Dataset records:
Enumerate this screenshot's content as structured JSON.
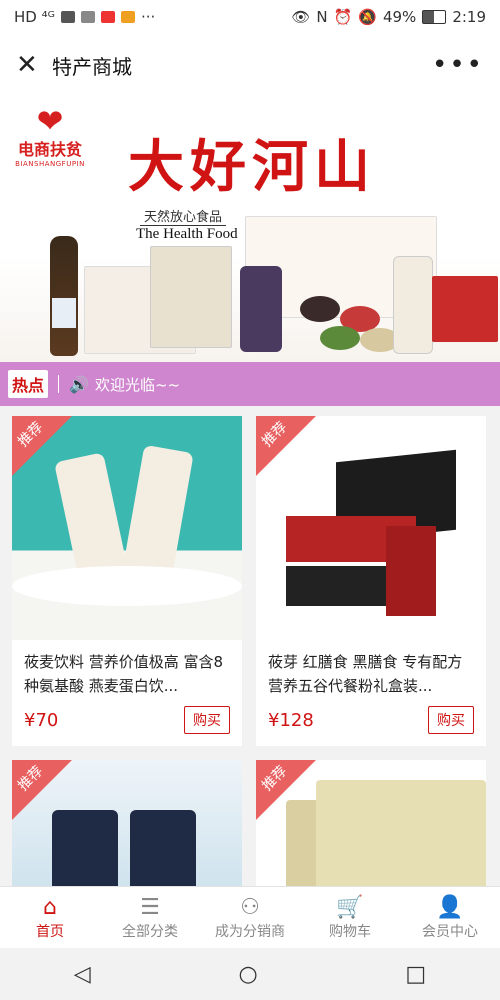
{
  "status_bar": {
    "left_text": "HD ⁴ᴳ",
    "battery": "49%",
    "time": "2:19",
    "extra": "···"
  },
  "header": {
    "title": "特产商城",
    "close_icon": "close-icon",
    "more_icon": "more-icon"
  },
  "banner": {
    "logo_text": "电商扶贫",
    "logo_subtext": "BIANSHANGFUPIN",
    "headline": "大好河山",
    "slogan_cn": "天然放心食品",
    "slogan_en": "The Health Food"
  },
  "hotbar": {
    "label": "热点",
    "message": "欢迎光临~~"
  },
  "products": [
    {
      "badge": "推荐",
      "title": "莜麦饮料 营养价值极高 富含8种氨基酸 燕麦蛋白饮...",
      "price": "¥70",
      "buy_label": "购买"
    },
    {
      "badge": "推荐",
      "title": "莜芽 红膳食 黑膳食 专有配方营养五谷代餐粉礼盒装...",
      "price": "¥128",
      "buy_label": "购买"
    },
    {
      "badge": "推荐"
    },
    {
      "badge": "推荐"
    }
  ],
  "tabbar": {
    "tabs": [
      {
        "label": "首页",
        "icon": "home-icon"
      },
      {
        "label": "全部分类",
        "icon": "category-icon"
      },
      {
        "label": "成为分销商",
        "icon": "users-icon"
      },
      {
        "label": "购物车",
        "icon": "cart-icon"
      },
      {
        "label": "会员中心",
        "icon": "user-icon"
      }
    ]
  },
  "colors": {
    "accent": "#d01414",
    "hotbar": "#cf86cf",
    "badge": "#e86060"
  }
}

*Goal*: Repeat the material exactly as it reads, without any of its pictures.

*Written answer*:
Enumerate this screenshot's content as structured JSON.
{
  "status_bar": {
    "left_text": "HD ⁴ᴳ",
    "battery": "49%",
    "time": "2:19",
    "extra": "···"
  },
  "header": {
    "title": "特产商城",
    "close_icon": "close-icon",
    "more_icon": "more-icon"
  },
  "banner": {
    "logo_text": "电商扶贫",
    "logo_subtext": "BIANSHANGFUPIN",
    "headline": "大好河山",
    "slogan_cn": "天然放心食品",
    "slogan_en": "The Health Food"
  },
  "hotbar": {
    "label": "热点",
    "message": "欢迎光临~~"
  },
  "products": [
    {
      "badge": "推荐",
      "title": "莜麦饮料 营养价值极高 富含8种氨基酸 燕麦蛋白饮...",
      "price": "¥70",
      "buy_label": "购买"
    },
    {
      "badge": "推荐",
      "title": "莜芽 红膳食 黑膳食 专有配方营养五谷代餐粉礼盒装...",
      "price": "¥128",
      "buy_label": "购买"
    },
    {
      "badge": "推荐"
    },
    {
      "badge": "推荐"
    }
  ],
  "tabbar": {
    "tabs": [
      {
        "label": "首页",
        "icon": "home-icon"
      },
      {
        "label": "全部分类",
        "icon": "category-icon"
      },
      {
        "label": "成为分销商",
        "icon": "users-icon"
      },
      {
        "label": "购物车",
        "icon": "cart-icon"
      },
      {
        "label": "会员中心",
        "icon": "user-icon"
      }
    ]
  },
  "colors": {
    "accent": "#d01414",
    "hotbar": "#cf86cf",
    "badge": "#e86060"
  }
}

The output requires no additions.